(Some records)
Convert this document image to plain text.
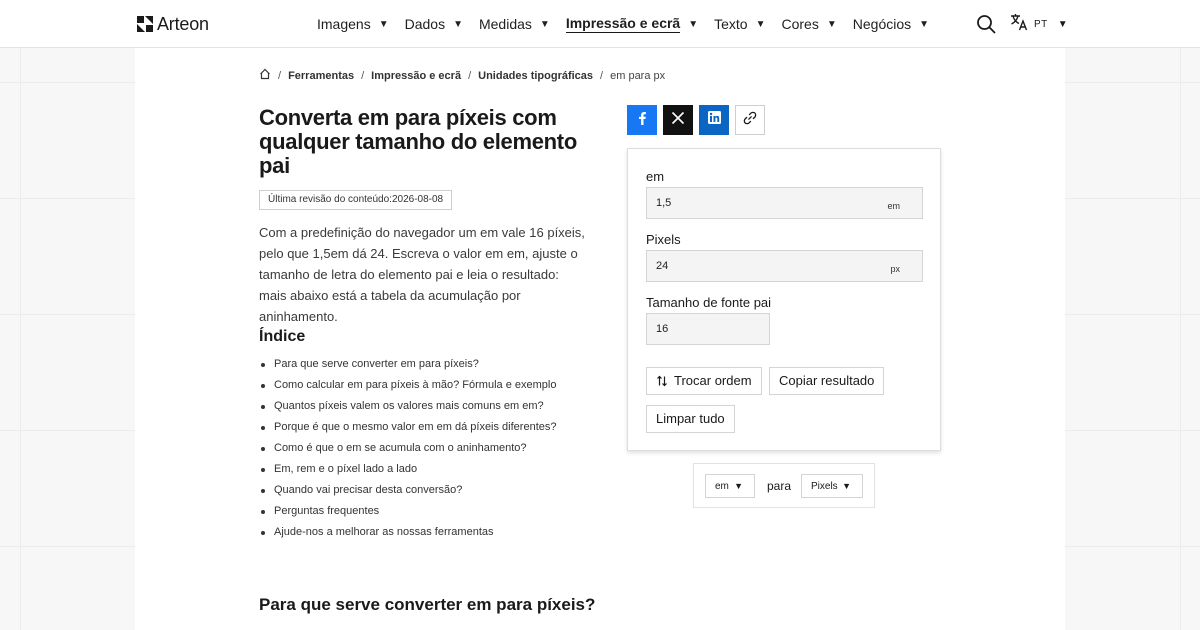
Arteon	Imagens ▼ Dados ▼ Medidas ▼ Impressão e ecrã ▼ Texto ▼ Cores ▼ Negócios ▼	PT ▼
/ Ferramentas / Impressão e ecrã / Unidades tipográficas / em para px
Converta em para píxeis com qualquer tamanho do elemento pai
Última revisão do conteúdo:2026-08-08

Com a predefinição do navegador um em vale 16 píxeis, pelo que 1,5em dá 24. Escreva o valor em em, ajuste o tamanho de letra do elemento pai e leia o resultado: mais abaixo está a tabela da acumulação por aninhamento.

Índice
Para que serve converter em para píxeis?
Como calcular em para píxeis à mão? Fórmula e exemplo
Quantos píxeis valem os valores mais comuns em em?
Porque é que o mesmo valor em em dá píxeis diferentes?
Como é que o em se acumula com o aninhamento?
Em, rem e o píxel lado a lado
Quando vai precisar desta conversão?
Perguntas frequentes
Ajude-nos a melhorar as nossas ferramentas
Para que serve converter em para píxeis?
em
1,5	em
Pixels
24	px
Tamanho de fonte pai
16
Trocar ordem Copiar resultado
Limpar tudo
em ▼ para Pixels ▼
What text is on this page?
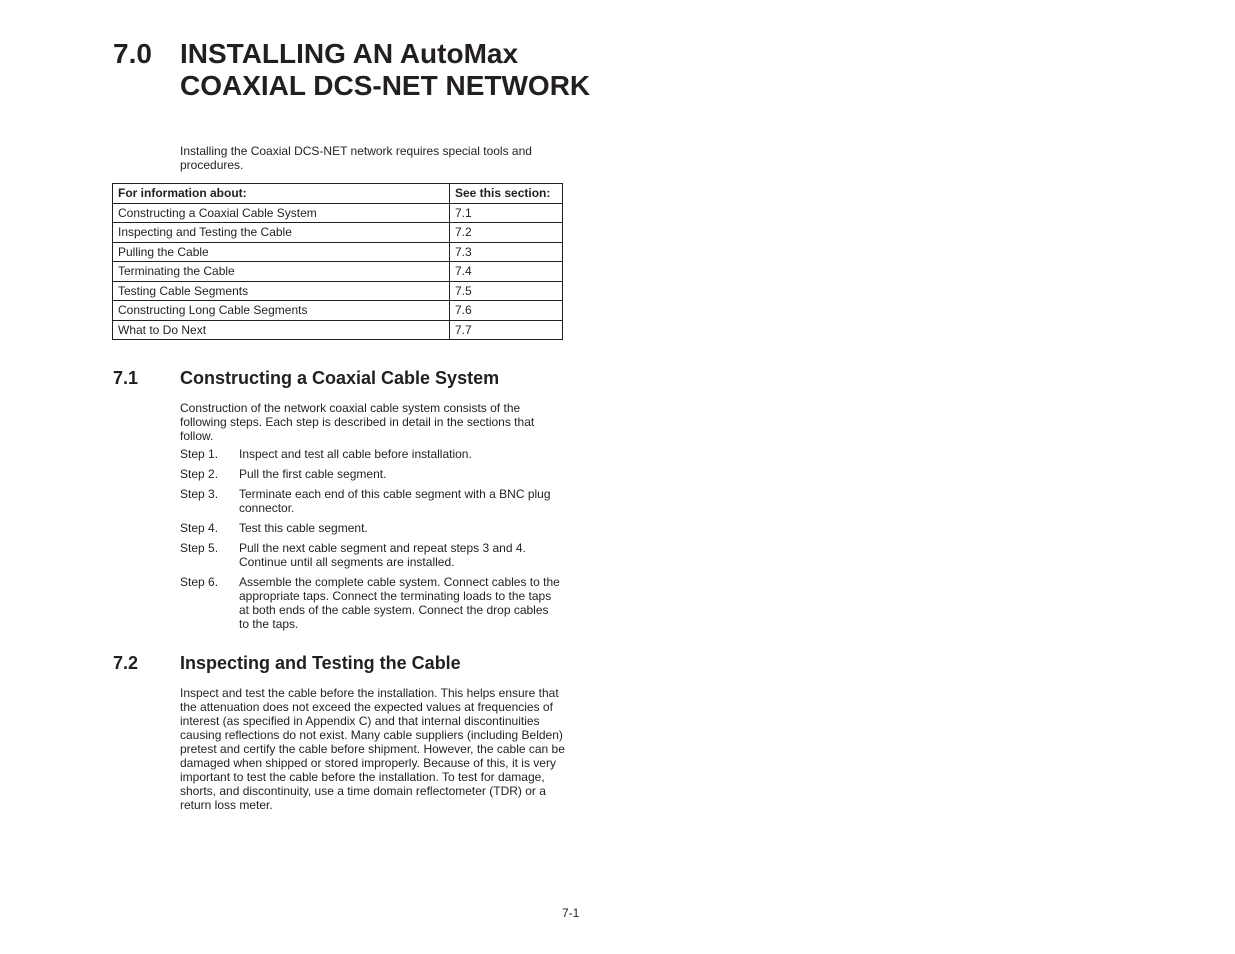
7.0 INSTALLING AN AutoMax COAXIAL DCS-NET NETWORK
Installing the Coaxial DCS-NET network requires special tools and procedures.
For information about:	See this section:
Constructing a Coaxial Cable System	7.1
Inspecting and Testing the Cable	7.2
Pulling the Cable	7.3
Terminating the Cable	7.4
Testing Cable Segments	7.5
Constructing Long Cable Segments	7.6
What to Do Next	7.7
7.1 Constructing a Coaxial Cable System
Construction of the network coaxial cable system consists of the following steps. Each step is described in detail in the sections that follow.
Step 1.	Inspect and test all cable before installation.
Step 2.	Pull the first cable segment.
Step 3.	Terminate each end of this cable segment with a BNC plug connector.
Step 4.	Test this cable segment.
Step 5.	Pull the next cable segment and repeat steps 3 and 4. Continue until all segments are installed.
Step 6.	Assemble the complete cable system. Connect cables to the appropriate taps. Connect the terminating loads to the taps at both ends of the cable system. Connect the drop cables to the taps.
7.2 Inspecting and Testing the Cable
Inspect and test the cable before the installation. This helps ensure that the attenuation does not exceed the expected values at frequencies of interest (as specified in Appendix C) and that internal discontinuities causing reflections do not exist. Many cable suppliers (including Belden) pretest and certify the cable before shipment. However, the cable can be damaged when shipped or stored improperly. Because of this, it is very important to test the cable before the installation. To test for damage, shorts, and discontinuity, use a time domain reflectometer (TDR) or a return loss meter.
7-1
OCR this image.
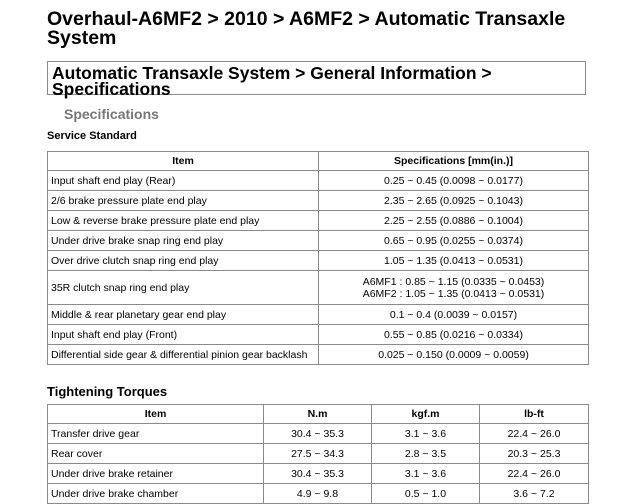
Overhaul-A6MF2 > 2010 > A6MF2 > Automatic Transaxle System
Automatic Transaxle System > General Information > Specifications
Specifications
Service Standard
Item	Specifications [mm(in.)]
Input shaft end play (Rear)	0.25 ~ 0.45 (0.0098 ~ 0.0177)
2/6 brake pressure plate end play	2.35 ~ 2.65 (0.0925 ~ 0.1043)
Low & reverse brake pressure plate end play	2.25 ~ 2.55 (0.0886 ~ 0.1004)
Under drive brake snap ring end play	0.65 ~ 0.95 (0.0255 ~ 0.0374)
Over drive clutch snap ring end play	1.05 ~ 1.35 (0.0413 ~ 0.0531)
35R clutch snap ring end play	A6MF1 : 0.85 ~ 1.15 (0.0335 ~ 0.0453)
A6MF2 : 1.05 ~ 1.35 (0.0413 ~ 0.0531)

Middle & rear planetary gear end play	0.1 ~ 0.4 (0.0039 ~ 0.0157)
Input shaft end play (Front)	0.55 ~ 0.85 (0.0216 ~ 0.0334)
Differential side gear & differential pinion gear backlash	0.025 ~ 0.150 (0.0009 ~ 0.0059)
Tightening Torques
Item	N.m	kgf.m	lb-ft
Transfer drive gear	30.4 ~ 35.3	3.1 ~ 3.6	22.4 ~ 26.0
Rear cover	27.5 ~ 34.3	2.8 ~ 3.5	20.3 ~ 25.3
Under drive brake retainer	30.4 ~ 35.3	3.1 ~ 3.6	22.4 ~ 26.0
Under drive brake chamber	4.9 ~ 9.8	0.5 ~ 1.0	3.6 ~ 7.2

# Required work
Which lines of the material contain the string "ecrã"? List each of them.

# The output
Arteon	Imagens ▼ Dados ▼ Medidas ▼ Impressão e ecrã ▼ Texto ▼ Cores ▼ Negócios ▼	PT ▼
/ Ferramentas / Impressão e ecrã / Unidades tipográficas / em para px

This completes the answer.